====== Excerpt provided

Stacked Switches
A stackable switch is a network switch that is fully functional operating standalone but which can also be set up to operate together with one or more other network switches, with this group of switches showing the characteristics of a single switch but having the port capacity of the sum of the combined switches. Following are some of the benefits of stacked switches.
1. Physical switch
stacking provides is built-in redundancy and increased availability. Data path redundancy is built into the stacking architecture as there are two physical paths between any two stack members
To see Stack operation and member status, use the Cisco IOS Software CLI command “show switch.” This command gives the basic information, including number of members, which member is the master, and state of all members. Here is a sample output of the command:
C2960S-48# show switch
Switch/Stack Mac Address : 0022.bdc4.1d80
H/W Current
Switch# Role Mac Address Priority Version State
----------------------------------------------------------
*1 Master 0022.bdc4.1d80 14 1 Ready
2 Member 0022.bdc4.2300 1 1 Ready
3 Member ec30.912e.2380 1 1 Ready
4 Member 0026.0ac1.3e00 1 1 Ready
The preceding example shows that member 1 is the master. The master has stack priority of 14. All other members have the default stack priority of 1. The state of all members is ready.
Other possible stack member states are:
● “progressing”: booting up.
● “mismatch” :a hardware or software mismatch is preventing the member from fully joining.
● “provisioned”: this member has been configured, but it is not part of the stack and has never been part of the stack.
● “removed”: if there are stack members that are not currently powered on or were removed from the stack, these members would have the state “removed.”
The MAC address of the master is used as the MAC address of the logical stack. This is the base MAC address from the master, and it will be used for all IP communications, as well as Cisco Discovery Protocol data exchange and Spanning Tree Protocol.
To view other operational aspects of the stack, these commands are useful:
● Show version: view the Cisco IOS Software version of all stack members. Useful if there is a mismatch.
● Show switch neighbors: view which members are connected to which stack ports.
● Show switch stack-ports: state of the stack ports on each member.
To determine stack port connectivity and operational status, use the commands “show switch stack-ports” and “show switch neighbors.”
When multiple physical members are present in the stack, one of the members will be elected as the stack master. There can only be one master and up to three backups 1:3.
The election rules used by Stack in choosing a master are applied in this order:
1. Switch that is the current master
2. Switch with higher priority
3. Switch that has configuration file
4. Switch with highest uptime
5. Switch with lowest MAC address block
When new switches join an existing stack, then rules 1 and 2 will be applied.
When two standalone switches are joined together, having no switch priority configured, and both having existing configuration files, then the switch with the longest uptime will be chosen.
To have a specific member elected as master, two methods can be used.
1. Set the priority of the desired member to be higher than all other members. This is rule 2 above.
a. Example of configuring member 1 to have priority 14:
C2960S-48(config)#switch 1 priority 14
b. A reboot of the current master will be required after this to change the active master. Just configuring the priority will not by itself change the active master. Save the configuration before rebooting.
2. When the switches boot, and after they have completed power-on self-test (POST), there is a delay of approximately 2 minutes while the switches wait for all switches that could be in the stack to boot. This 2-minute delay is called the election window. Network administrators can take advantage of this window by first powering up only the desired master switch. Once the election window closes, this switch will become the master of a stack of one. Any subsequent switches that boot after the first switch will become members of the existing stack.

============
====== Dataset excerpt

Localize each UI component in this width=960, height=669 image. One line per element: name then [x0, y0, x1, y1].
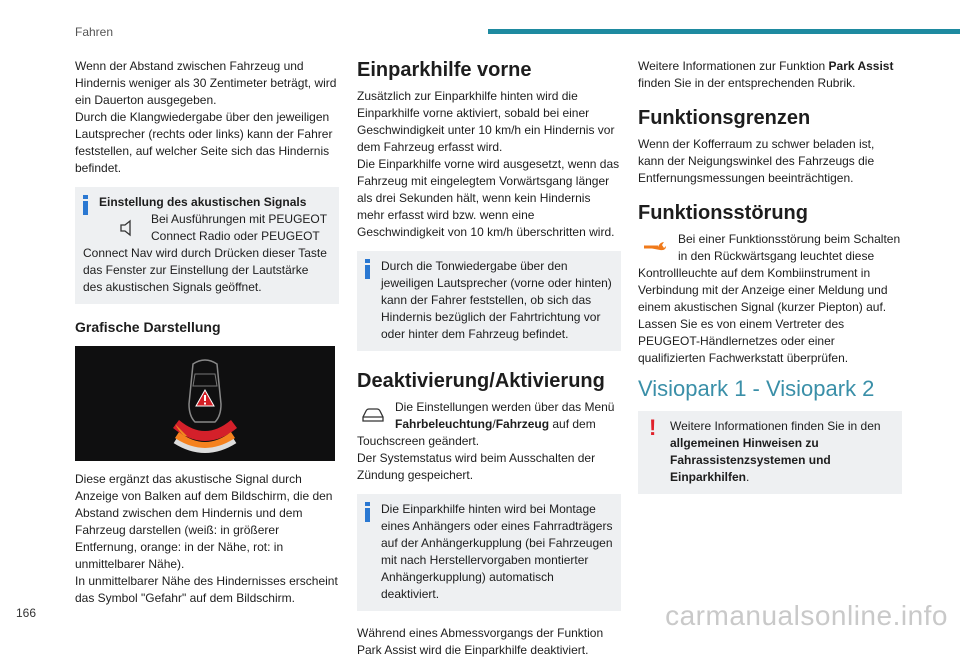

============

▶ **To do**
**a.** In the stacked switches page, what stack priority does the master have in the sample output?
**b.** Rewrite the stretch from "The election rules" through "can be used." of the stacked switches page, putting "run time" in place of "uptime".

▶ **The responses**
**a.** 14

**b.**
The election rules used by Stack in choosing a master are applied in this order:
1. Switch that is the current master
2. Switch with higher priority
3. Switch that has configuration file
4. Switch with highest run time
5. Switch with lowest MAC address block
When new switches join an existing stack, then rules 1 and 2 will be applied.
When two standalone switches are joined together, having no switch priority configured, and both having existing configuration files, then the switch with the longest run time will be chosen.
To have a specific member elected as master, two methods can be used.